▶ Given instruction:
Each record is to be printed again precisely as it reads.
## Start Source material
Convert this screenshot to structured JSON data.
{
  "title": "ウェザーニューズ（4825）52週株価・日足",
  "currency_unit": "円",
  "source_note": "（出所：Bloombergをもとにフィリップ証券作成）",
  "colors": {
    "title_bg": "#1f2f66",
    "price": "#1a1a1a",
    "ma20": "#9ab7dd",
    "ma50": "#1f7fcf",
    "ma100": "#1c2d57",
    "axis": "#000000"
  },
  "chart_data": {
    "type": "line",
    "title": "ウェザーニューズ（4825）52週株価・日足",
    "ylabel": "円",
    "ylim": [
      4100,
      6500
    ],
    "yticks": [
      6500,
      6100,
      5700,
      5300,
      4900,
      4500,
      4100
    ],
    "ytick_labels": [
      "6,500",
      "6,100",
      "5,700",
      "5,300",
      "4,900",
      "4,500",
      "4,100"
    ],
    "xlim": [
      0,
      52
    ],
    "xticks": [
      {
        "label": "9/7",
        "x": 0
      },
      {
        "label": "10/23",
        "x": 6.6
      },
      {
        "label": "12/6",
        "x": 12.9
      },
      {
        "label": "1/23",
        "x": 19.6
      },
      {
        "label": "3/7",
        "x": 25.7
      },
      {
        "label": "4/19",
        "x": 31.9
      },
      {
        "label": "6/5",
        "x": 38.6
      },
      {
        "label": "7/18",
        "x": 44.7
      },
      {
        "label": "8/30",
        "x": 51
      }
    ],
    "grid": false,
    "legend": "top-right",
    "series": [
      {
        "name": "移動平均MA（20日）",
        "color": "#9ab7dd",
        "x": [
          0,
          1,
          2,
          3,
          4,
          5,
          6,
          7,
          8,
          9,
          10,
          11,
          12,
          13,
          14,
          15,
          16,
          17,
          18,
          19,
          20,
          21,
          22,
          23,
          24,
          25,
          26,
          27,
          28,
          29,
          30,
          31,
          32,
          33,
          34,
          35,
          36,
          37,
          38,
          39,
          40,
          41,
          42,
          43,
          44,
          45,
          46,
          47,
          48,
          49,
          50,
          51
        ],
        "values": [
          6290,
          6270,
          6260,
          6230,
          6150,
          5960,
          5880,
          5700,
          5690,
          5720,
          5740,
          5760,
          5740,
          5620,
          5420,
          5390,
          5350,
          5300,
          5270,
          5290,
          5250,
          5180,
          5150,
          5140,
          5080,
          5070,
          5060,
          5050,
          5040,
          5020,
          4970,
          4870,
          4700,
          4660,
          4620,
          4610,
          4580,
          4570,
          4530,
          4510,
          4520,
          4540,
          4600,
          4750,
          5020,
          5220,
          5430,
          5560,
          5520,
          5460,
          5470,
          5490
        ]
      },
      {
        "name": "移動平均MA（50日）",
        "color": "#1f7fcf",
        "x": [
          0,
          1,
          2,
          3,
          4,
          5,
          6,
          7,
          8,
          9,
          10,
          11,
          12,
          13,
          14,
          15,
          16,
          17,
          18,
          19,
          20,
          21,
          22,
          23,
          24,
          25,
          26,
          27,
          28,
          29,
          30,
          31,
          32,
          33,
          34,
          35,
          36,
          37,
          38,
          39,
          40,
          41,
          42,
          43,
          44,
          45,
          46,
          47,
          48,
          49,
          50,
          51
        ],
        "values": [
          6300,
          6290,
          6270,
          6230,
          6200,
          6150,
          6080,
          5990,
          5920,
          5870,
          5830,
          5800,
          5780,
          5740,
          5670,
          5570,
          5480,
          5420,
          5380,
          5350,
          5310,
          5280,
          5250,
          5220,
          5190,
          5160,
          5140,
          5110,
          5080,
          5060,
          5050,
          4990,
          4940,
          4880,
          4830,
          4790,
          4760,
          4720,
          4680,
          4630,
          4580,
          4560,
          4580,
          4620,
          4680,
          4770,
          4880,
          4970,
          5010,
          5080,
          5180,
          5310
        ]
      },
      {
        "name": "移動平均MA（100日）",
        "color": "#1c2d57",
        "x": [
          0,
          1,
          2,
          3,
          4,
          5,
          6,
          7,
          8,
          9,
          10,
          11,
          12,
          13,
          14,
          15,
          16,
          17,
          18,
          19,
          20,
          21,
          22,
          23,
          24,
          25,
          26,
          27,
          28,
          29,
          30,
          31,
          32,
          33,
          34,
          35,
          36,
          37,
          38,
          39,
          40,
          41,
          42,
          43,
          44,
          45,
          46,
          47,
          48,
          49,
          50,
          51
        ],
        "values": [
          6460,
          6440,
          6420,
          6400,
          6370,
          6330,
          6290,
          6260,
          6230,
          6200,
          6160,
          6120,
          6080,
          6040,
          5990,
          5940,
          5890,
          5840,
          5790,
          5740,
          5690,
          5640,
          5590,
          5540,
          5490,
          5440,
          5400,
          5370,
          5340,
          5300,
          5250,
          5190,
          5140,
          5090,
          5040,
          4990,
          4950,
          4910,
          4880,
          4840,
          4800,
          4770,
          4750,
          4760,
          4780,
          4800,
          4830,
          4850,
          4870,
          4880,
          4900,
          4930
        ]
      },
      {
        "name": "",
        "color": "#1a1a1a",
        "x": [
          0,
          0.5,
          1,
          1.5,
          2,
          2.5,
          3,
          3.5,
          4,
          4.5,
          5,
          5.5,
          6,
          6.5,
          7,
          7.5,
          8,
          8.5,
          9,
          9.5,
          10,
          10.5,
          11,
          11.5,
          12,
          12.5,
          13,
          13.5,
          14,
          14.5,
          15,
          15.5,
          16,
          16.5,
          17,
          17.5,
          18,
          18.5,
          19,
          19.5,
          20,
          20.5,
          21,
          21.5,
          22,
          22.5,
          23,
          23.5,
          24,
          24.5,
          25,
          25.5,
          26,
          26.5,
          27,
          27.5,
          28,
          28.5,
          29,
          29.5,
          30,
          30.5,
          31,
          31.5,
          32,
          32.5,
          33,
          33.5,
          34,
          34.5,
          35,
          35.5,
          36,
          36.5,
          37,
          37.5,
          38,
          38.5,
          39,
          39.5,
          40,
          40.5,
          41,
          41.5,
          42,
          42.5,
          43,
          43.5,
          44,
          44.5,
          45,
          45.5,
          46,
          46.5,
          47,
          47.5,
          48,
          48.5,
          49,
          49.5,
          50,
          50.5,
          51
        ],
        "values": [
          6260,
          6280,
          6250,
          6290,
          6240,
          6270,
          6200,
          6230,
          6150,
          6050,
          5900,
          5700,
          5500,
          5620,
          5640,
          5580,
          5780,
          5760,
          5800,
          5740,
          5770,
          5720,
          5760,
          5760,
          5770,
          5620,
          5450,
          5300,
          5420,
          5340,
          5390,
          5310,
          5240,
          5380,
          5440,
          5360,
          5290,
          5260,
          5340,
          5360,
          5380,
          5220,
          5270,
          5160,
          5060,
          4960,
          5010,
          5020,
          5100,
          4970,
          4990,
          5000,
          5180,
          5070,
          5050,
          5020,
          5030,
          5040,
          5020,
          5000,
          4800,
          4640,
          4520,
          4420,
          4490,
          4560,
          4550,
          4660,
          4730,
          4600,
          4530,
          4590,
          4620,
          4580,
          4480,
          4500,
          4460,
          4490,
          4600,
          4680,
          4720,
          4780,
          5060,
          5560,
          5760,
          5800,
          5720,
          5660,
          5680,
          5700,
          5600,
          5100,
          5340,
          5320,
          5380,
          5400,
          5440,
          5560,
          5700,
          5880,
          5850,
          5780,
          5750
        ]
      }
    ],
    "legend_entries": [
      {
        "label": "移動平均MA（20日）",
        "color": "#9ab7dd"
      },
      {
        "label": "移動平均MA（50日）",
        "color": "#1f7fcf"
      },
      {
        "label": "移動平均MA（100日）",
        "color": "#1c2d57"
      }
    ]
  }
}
## End Source material
▶ Task solution:
Convert this screenshot to structured JSON data.
{
  "title": "ウェザーニューズ（4825）52週株価・日足",
  "currency_unit": "円",
  "source_note": "（出所：Bloombergをもとにフィリップ証券作成）",
  "colors": {
    "title_bg": "#1f2f66",
    "price": "#1a1a1a",
    "ma20": "#9ab7dd",
    "ma50": "#1f7fcf",
    "ma100": "#1c2d57",
    "axis": "#000000"
  },
  "chart_data": {
    "type": "line",
    "title": "ウェザーニューズ（4825）52週株価・日足",
    "ylabel": "円",
    "ylim": [
      4100,
      6500
    ],
    "yticks": [
      6500,
      6100,
      5700,
      5300,
      4900,
      4500,
      4100
    ],
    "ytick_labels": [
      "6,500",
      "6,100",
      "5,700",
      "5,300",
      "4,900",
      "4,500",
      "4,100"
    ],
    "xlim": [
      0,
      52
    ],
    "xticks": [
      {
        "label": "9/7",
        "x": 0
      },
      {
        "label": "10/23",
        "x": 6.6
      },
      {
        "label": "12/6",
        "x": 12.9
      },
      {
        "label": "1/23",
        "x": 19.6
      },
      {
        "label": "3/7",
        "x": 25.7
      },
      {
        "label": "4/19",
        "x": 31.9
      },
      {
        "label": "6/5",
        "x": 38.6
      },
      {
        "label": "7/18",
        "x": 44.7
      },
      {
        "label": "8/30",
        "x": 51
      }
    ],
    "grid": false,
    "legend": "top-right",
    "series": [
      {
        "name": "移動平均MA（20日）",
        "color": "#9ab7dd",
        "x": [
          0,
          1,
          2,
          3,
          4,
          5,
          6,
          7,
          8,
          9,
          10,
          11,
          12,
          13,
          14,
          15,
          16,
          17,
          18,
          19,
          20,
          21,
          22,
          23,
          24,
          25,
          26,
          27,
          28,
          29,
          30,
          31,
          32,
          33,
          34,
          35,
          36,
          37,
          38,
          39,
          40,
          41,
          42,
          43,
          44,
          45,
          46,
          47,
          48,
          49,
          50,
          51
        ],
        "values": [
          6290,
          6270,
          6260,
          6230,
          6150,
          5960,
          5880,
          5700,
          5690,
          5720,
          5740,
          5760,
          5740,
          5620,
          5420,
          5390,
          5350,
          5300,
          5270,
          5290,
          5250,
          5180,
          5150,
          5140,
          5080,
          5070,
          5060,
          5050,
          5040,
          5020,
          4970,
          4870,
          4700,
          4660,
          4620,
          4610,
          4580,
          4570,
          4530,
          4510,
          4520,
          4540,
          4600,
          4750,
          5020,
          5220,
          5430,
          5560,
          5520,
          5460,
          5470,
          5490
        ]
      },
      {
        "name": "移動平均MA（50日）",
        "color": "#1f7fcf",
        "x": [
          0,
          1,
          2,
          3,
          4,
          5,
          6,
          7,
          8,
          9,
          10,
          11,
          12,
          13,
          14,
          15,
          16,
          17,
          18,
          19,
          20,
          21,
          22,
          23,
          24,
          25,
          26,
          27,
          28,
          29,
          30,
          31,
          32,
          33,
          34,
          35,
          36,
          37,
          38,
          39,
          40,
          41,
          42,
          43,
          44,
          45,
          46,
          47,
          48,
          49,
          50,
          51
        ],
        "values": [
          6300,
          6290,
          6270,
          6230,
          6200,
          6150,
          6080,
          5990,
          5920,
          5870,
          5830,
          5800,
          5780,
          5740,
          5670,
          5570,
          5480,
          5420,
          5380,
          5350,
          5310,
          5280,
          5250,
          5220,
          5190,
          5160,
          5140,
          5110,
          5080,
          5060,
          5050,
          4990,
          4940,
          4880,
          4830,
          4790,
          4760,
          4720,
          4680,
          4630,
          4580,
          4560,
          4580,
          4620,
          4680,
          4770,
          4880,
          4970,
          5010,
          5080,
          5180,
          5310
        ]
      },
      {
        "name": "移動平均MA（100日）",
        "color": "#1c2d57",
        "x": [
          0,
          1,
          2,
          3,
          4,
          5,
          6,
          7,
          8,
          9,
          10,
          11,
          12,
          13,
          14,
          15,
          16,
          17,
          18,
          19,
          20,
          21,
          22,
          23,
          24,
          25,
          26,
          27,
          28,
          29,
          30,
          31,
          32,
          33,
          34,
          35,
          36,
          37,
          38,
          39,
          40,
          41,
          42,
          43,
          44,
          45,
          46,
          47,
          48,
          49,
          50,
          51
        ],
        "values": [
          6460,
          6440,
          6420,
          6400,
          6370,
          6330,
          6290,
          6260,
          6230,
          6200,
          6160,
          6120,
          6080,
          6040,
          5990,
          5940,
          5890,
          5840,
          5790,
          5740,
          5690,
          5640,
          5590,
          5540,
          5490,
          5440,
          5400,
          5370,
          5340,
          5300,
          5250,
          5190,
          5140,
          5090,
          5040,
          4990,
          4950,
          4910,
          4880,
          4840,
          4800,
          4770,
          4750,
          4760,
          4780,
          4800,
          4830,
          4850,
          4870,
          4880,
          4900,
          4930
        ]
      },
      {
        "name": "",
        "color": "#1a1a1a",
        "x": [
          0,
          0.5,
          1,
          1.5,
          2,
          2.5,
          3,
          3.5,
          4,
          4.5,
          5,
          5.5,
          6,
          6.5,
          7,
          7.5,
          8,
          8.5,
          9,
          9.5,
          10,
          10.5,
          11,
          11.5,
          12,
          12.5,
          13,
          13.5,
          14,
          14.5,
          15,
          15.5,
          16,
          16.5,
          17,
          17.5,
          18,
          18.5,
          19,
          19.5,
          20,
          20.5,
          21,
          21.5,
          22,
          22.5,
          23,
          23.5,
          24,
          24.5,
          25,
          25.5,
          26,
          26.5,
          27,
          27.5,
          28,
          28.5,
          29,
          29.5,
          30,
          30.5,
          31,
          31.5,
          32,
          32.5,
          33,
          33.5,
          34,
          34.5,
          35,
          35.5,
          36,
          36.5,
          37,
          37.5,
          38,
          38.5,
          39,
          39.5,
          40,
          40.5,
          41,
          41.5,
          42,
          42.5,
          43,
          43.5,
          44,
          44.5,
          45,
          45.5,
          46,
          46.5,
          47,
          47.5,
          48,
          48.5,
          49,
          49.5,
          50,
          50.5,
          51
        ],
        "values": [
          6260,
          6280,
          6250,
          6290,
          6240,
          6270,
          6200,
          6230,
          6150,
          6050,
          5900,
          5700,
          5500,
          5620,
          5640,
          5580,
          5780,
          5760,
          5800,
          5740,
          5770,
          5720,
          5760,
          5760,
          5770,
          5620,
          5450,
          5300,
          5420,
          5340,
          5390,
          5310,
          5240,
          5380,
          5440,
          5360,
          5290,
          5260,
          5340,
          5360,
          5380,
          5220,
          5270,
          5160,
          5060,
          4960,
          5010,
          5020,
          5100,
          4970,
          4990,
          5000,
          5180,
          5070,
          5050,
          5020,
          5030,
          5040,
          5020,
          5000,
          4800,
          4640,
          4520,
          4420,
          4490,
          4560,
          4550,
          4660,
          4730,
          4600,
          4530,
          4590,
          4620,
          4580,
          4480,
          4500,
          4460,
          4490,
          4600,
          4680,
          4720,
          4780,
          5060,
          5560,
          5760,
          5800,
          5720,
          5660,
          5680,
          5700,
          5600,
          5100,
          5340,
          5320,
          5380,
          5400,
          5440,
          5560,
          5700,
          5880,
          5850,
          5780,
          5750
        ]
      }
    ],
    "legend_entries": [
      {
        "label": "移動平均MA（20日）",
        "color": "#9ab7dd"
      },
      {
        "label": "移動平均MA（50日）",
        "color": "#1f7fcf"
      },
      {
        "label": "移動平均MA（100日）",
        "color": "#1c2d57"
      }
    ]
  }
}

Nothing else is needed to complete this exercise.